>>>

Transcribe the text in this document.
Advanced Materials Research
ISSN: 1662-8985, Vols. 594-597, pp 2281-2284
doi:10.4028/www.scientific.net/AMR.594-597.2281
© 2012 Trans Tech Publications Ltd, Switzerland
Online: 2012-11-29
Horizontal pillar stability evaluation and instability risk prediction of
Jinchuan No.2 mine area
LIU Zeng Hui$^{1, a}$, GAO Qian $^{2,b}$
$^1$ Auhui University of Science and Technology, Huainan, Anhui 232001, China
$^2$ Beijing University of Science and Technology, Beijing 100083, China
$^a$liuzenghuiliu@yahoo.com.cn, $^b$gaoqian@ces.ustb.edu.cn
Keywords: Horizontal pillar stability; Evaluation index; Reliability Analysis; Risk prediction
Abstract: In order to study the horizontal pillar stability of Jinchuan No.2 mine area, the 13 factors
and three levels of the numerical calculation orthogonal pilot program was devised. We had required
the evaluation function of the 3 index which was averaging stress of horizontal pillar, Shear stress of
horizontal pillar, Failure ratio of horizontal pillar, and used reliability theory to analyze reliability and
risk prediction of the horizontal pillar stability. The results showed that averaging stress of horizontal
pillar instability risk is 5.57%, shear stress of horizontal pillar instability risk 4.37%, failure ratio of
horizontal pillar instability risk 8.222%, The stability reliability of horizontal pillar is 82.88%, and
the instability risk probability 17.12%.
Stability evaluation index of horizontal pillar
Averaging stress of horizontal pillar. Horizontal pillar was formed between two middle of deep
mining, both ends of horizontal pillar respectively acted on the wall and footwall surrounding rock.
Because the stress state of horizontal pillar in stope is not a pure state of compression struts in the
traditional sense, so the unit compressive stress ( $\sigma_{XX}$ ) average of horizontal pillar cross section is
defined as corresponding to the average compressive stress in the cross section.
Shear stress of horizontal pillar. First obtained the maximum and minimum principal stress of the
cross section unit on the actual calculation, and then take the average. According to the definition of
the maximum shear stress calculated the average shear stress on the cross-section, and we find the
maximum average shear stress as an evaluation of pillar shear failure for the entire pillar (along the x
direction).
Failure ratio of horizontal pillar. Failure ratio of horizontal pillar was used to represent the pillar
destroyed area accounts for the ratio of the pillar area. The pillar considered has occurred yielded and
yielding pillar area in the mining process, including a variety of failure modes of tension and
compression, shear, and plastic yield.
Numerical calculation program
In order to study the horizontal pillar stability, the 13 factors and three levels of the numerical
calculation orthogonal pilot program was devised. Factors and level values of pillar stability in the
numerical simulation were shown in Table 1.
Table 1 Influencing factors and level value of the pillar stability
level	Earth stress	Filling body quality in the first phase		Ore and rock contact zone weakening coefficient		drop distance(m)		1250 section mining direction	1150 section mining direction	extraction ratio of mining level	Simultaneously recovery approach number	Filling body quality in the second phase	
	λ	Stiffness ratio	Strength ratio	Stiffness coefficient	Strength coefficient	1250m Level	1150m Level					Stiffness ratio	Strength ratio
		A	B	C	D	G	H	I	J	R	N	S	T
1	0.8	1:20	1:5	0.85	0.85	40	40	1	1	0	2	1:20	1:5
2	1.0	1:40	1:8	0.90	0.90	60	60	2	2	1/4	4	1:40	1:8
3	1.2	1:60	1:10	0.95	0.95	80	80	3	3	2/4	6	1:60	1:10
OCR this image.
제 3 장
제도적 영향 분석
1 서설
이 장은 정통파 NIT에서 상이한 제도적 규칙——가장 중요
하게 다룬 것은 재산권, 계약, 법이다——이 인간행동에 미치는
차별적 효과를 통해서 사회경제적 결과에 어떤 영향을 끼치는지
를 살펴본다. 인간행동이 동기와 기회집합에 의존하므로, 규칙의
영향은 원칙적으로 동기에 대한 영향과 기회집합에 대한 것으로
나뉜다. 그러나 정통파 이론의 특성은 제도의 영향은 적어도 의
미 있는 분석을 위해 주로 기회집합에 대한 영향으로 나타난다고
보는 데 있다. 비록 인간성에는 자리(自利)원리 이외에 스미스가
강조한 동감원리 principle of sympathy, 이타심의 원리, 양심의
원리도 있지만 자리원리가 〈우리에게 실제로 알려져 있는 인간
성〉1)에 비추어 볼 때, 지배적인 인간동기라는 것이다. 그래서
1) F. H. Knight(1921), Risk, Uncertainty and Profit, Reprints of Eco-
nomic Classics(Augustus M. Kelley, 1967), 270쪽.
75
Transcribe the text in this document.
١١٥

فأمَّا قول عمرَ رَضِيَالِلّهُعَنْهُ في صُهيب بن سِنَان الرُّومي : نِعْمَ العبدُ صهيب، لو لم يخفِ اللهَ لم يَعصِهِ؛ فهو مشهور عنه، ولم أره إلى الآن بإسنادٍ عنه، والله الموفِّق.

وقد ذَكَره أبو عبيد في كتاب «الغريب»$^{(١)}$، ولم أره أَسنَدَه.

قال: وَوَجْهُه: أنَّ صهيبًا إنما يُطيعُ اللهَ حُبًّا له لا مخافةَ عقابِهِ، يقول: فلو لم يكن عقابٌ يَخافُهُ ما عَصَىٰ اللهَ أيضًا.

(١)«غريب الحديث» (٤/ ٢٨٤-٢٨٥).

<<<

**GIVEN TASK**: How many lines in the records above hold the word "coefficient"? Give only the number.

**OUTPUT FOR THIS TASK**: 2